* [DESCRIPTION OF THE TASK] Transcribe each of the records below exactly, excluding all pictures.

Recorded data:
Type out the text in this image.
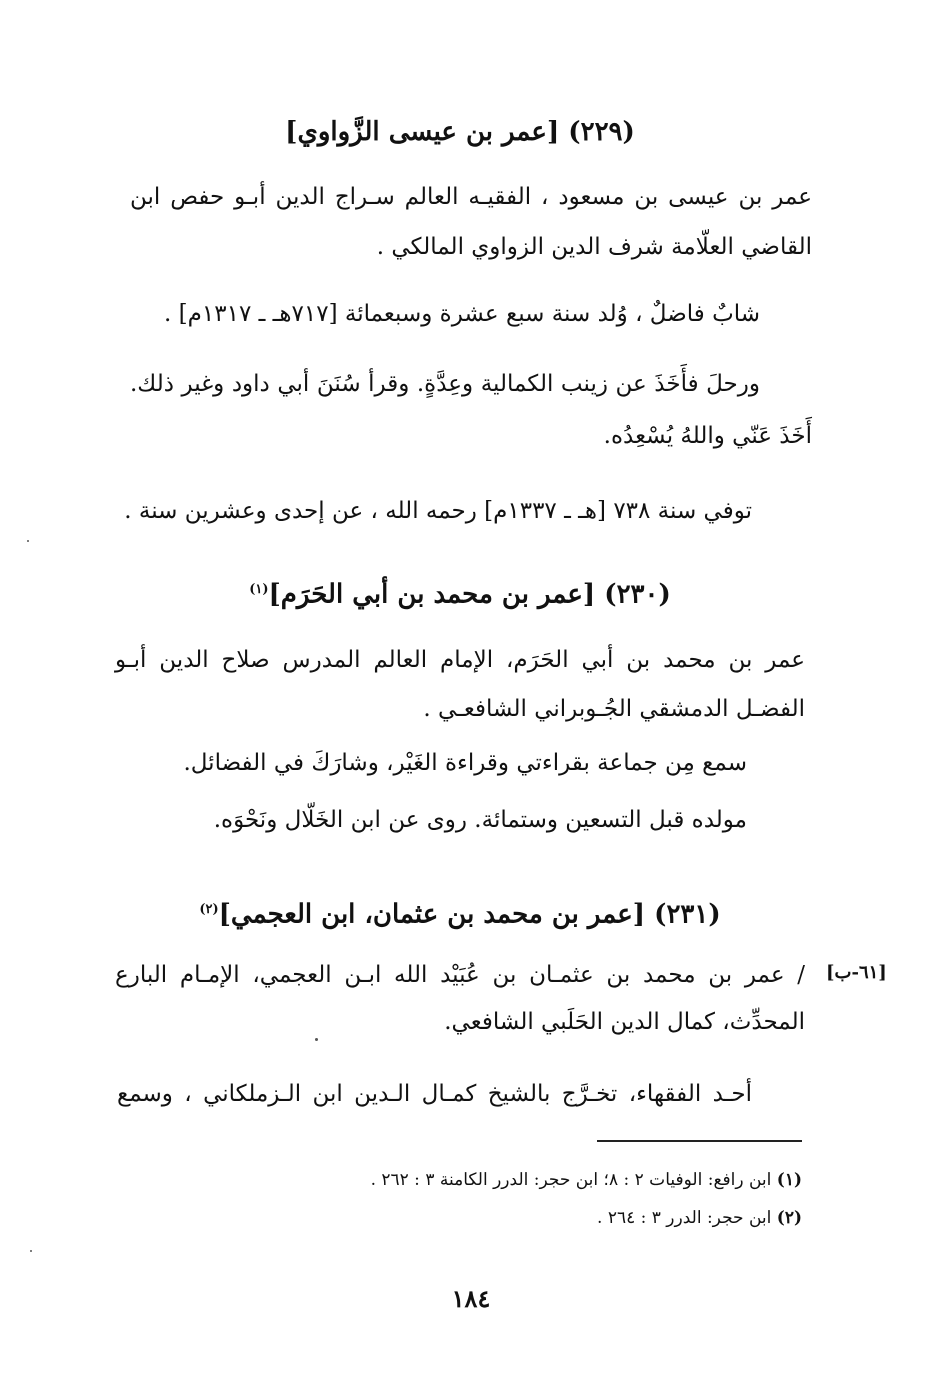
(٢٢٩) [عمر بن عيسى الزَّواوي]
عمر بن عيسى بن مسعود ، الفقيـه العالم سـراج الدين أبـو حفص ابن
القاضي العلّامة شرف الدين الزواوي المالكي .
شابٌ فاضلٌ ، وُلد سنة سبع عشرة وسبعمائة [٧١٧هـ ـ ١٣١٧م] .
ورحلَ فأَخَذَ عن زينب الكمالية وعِدَّةٍ. وقرأ سُنَنَ أبي داود وغير ذلك.
أَخَذَ عَنّي واللهُ يُسْعِدُه.
توفي سنة ٧٣٨ [هـ ـ ١٣٣٧م] رحمه الله ، عن إحدى وعشرين سنة .
(٢٣٠) [عمر بن محمد بن أبي الحَرَم]$^{(١)}$
عمر بن محمد بن أبي الحَرَم، الإمام العالم المدرس صلاح الدين أبـو
الفضـل الدمشقي الجُـوبراني الشافعـي .
سمع مِن جماعة بقراءتي وقراءة الغَيْر، وشارَكَ في الفضائل.
مولده قبل التسعين وستمائة. روى عن ابن الخَلّال ونَحْوَه.
(٢٣١) [عمر بن محمد بن عثمان، ابن العجمي]$^{(٢)}$
[٦١-ب]
/ عمر بن محمد بن عثمـان بن عُبَيْد الله ابـن العجمي، الإمـام البارع
المحدِّث، كمال الدين الحَلَبي الشافعي.
أحـد الفقهاء، تخـرَّج بالشيخ كمـال الـدين ابن الـزملكاني ، وسمع
(١) ابن رافع: الوفيات ٢ : ٨؛ ابن حجر: الدرر الكامنة ٣ : ٢٦٢ .
(٢) ابن حجر: الدرر ٣ : ٢٦٤ .
١٨٤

* [REPLY]
Type out the text in this image.
(٢٢٩) [عمر بن عيسى الزَّواوي]
عمر بن عيسى بن مسعود ، الفقيـه العالم سـراج الدين أبـو حفص ابن
القاضي العلّامة شرف الدين الزواوي المالكي .
شابٌ فاضلٌ ، وُلد سنة سبع عشرة وسبعمائة [٧١٧هـ ـ ١٣١٧م] .
ورحلَ فأَخَذَ عن زينب الكمالية وعِدَّةٍ. وقرأ سُنَنَ أبي داود وغير ذلك.
أَخَذَ عَنّي واللهُ يُسْعِدُه.
توفي سنة ٧٣٨ [هـ ـ ١٣٣٧م] رحمه الله ، عن إحدى وعشرين سنة .
(٢٣٠) [عمر بن محمد بن أبي الحَرَم]$^{(١)}$
عمر بن محمد بن أبي الحَرَم، الإمام العالم المدرس صلاح الدين أبـو
الفضـل الدمشقي الجُـوبراني الشافعـي .
سمع مِن جماعة بقراءتي وقراءة الغَيْر، وشارَكَ في الفضائل.
مولده قبل التسعين وستمائة. روى عن ابن الخَلّال ونَحْوَه.
(٢٣١) [عمر بن محمد بن عثمان، ابن العجمي]$^{(٢)}$
[٦١-ب]
/ عمر بن محمد بن عثمـان بن عُبَيْد الله ابـن العجمي، الإمـام البارع
المحدِّث، كمال الدين الحَلَبي الشافعي.
أحـد الفقهاء، تخـرَّج بالشيخ كمـال الـدين ابن الـزملكاني ، وسمع
(١) ابن رافع: الوفيات ٢ : ٨؛ ابن حجر: الدرر الكامنة ٣ : ٢٦٢ .
(٢) ابن حجر: الدرر ٣ : ٢٦٤ .
١٨٤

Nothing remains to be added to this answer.